» **TASK BRIEF**:
Restate the whole of the material. Keep every word, and drop the pictures.

» **SOURCE DATA**:
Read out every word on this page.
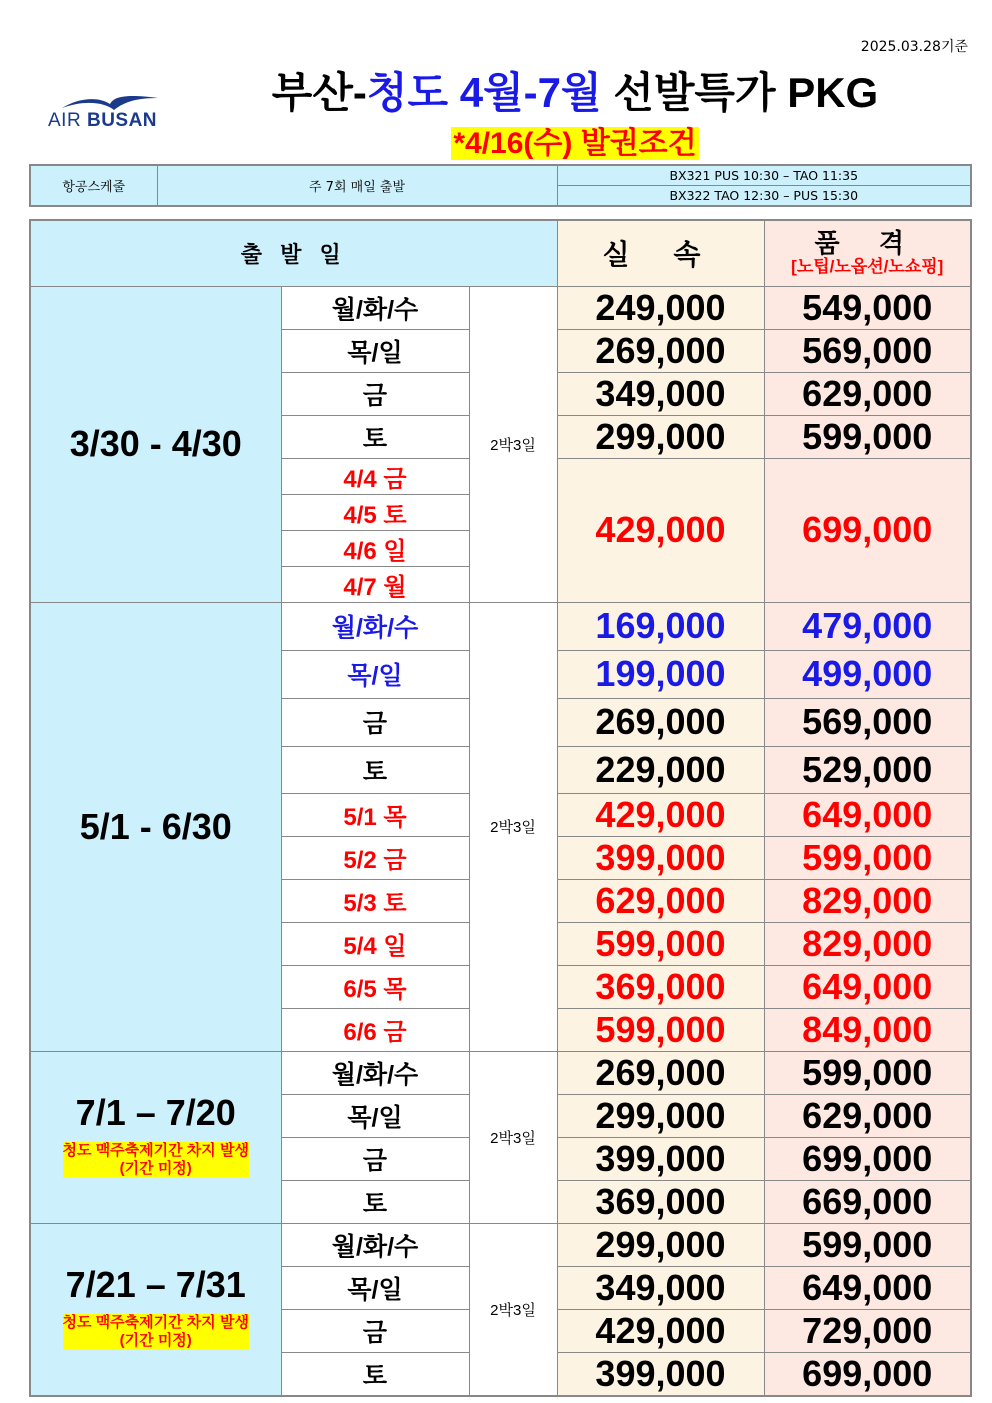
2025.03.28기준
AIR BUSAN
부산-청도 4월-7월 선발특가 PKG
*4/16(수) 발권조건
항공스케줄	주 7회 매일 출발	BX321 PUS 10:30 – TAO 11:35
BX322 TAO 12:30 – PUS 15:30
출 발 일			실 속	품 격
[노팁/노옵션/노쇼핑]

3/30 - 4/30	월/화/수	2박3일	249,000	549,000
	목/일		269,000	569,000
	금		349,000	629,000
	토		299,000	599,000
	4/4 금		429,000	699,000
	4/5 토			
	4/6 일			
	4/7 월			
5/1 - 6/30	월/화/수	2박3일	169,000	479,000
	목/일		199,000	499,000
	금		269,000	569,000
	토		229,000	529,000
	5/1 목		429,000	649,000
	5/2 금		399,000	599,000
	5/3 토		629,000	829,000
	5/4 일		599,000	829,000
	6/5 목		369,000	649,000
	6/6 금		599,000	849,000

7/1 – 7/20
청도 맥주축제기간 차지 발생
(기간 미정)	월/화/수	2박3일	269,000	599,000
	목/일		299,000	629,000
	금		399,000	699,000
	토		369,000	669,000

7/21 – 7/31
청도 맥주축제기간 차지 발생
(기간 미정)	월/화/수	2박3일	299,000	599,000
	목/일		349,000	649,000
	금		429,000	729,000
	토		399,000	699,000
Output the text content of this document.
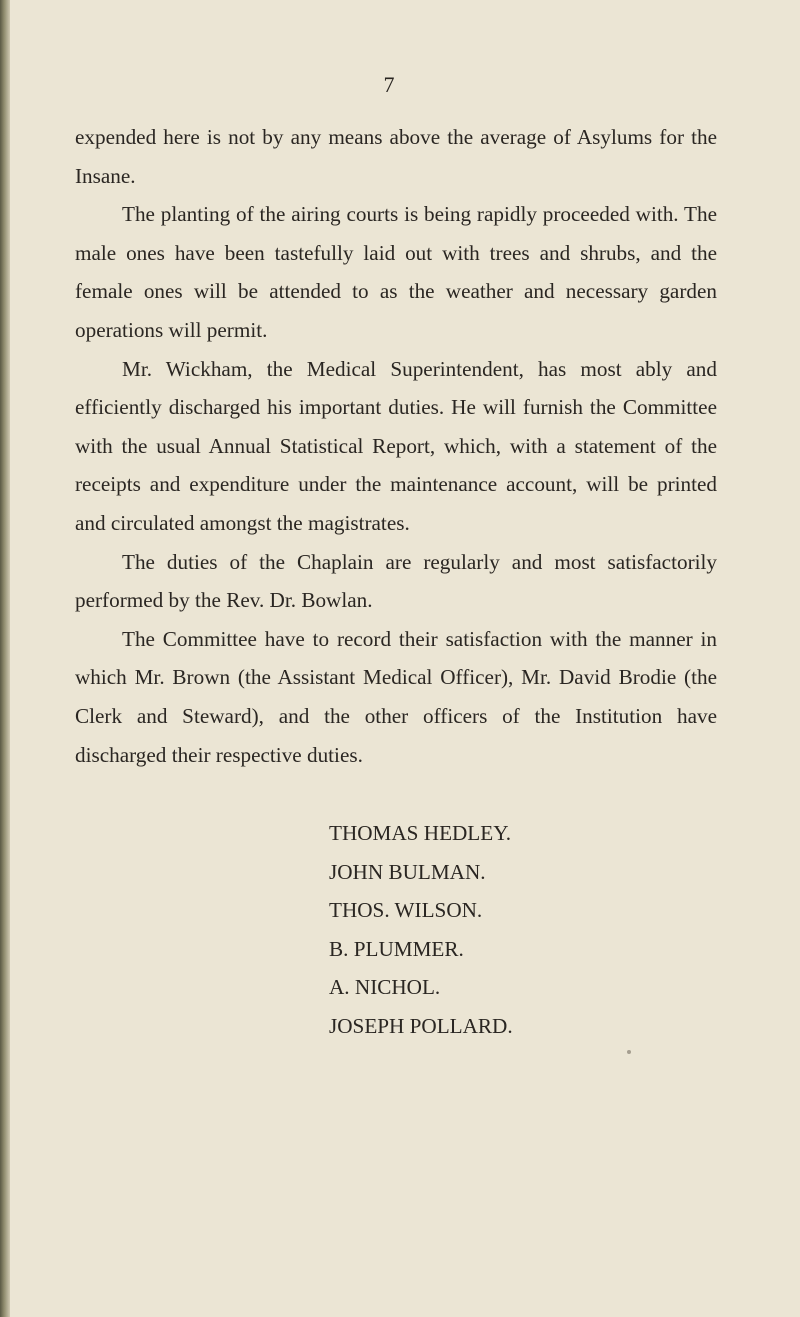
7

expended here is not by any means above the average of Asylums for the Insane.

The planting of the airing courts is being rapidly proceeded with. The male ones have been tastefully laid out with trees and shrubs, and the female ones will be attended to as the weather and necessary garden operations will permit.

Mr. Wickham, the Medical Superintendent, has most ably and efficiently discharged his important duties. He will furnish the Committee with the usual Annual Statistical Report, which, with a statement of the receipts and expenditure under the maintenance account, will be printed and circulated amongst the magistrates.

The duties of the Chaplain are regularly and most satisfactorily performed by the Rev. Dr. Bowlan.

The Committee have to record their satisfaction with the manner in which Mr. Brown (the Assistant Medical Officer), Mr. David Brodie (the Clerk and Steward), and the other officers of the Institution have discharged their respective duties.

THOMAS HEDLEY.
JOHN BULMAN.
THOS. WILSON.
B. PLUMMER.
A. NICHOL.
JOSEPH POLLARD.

» **WRITTEN SOLUTION**:
Read out every word on this page.
2025.03.28기준
AIR BUSAN
부산-청도 4월-7월 선발특가 PKG
*4/16(수) 발권조건
항공스케줄	주 7회 매일 출발	BX321 PUS 10:30 – TAO 11:35
BX322 TAO 12:30 – PUS 15:30
출 발 일			실 속	품 격
[노팁/노옵션/노쇼핑]

3/30 - 4/30	월/화/수	2박3일	249,000	549,000
	목/일		269,000	569,000
	금		349,000	629,000
	토		299,000	599,000
	4/4 금		429,000	699,000
	4/5 토			
	4/6 일			
	4/7 월			
5/1 - 6/30	월/화/수	2박3일	169,000	479,000
	목/일		199,000	499,000
	금		269,000	569,000
	토		229,000	529,000
	5/1 목		429,000	649,000
	5/2 금		399,000	599,000
	5/3 토		629,000	829,000
	5/4 일		599,000	829,000
	6/5 목		369,000	649,000
	6/6 금		599,000	849,000

7/1 – 7/20
청도 맥주축제기간 차지 발생
(기간 미정)	월/화/수	2박3일	269,000	599,000
	목/일		299,000	629,000
	금		399,000	699,000
	토		369,000	669,000

7/21 – 7/31
청도 맥주축제기간 차지 발생
(기간 미정)	월/화/수	2박3일	299,000	599,000
	목/일		349,000	649,000
	금		429,000	729,000
	토		399,000	699,000
Output the text content of this document.
7

expended here is not by any means above the average of Asylums for the Insane.

The planting of the airing courts is being rapidly proceeded with. The male ones have been tastefully laid out with trees and shrubs, and the female ones will be attended to as the weather and necessary garden operations will permit.

Mr. Wickham, the Medical Superintendent, has most ably and efficiently discharged his important duties. He will furnish the Committee with the usual Annual Statistical Report, which, with a statement of the receipts and expenditure under the maintenance account, will be printed and circulated amongst the magistrates.

The duties of the Chaplain are regularly and most satisfactorily performed by the Rev. Dr. Bowlan.

The Committee have to record their satisfaction with the manner in which Mr. Brown (the Assistant Medical Officer), Mr. David Brodie (the Clerk and Steward), and the other officers of the Institution have discharged their respective duties.

THOMAS HEDLEY.
JOHN BULMAN.
THOS. WILSON.
B. PLUMMER.
A. NICHOL.
JOSEPH POLLARD.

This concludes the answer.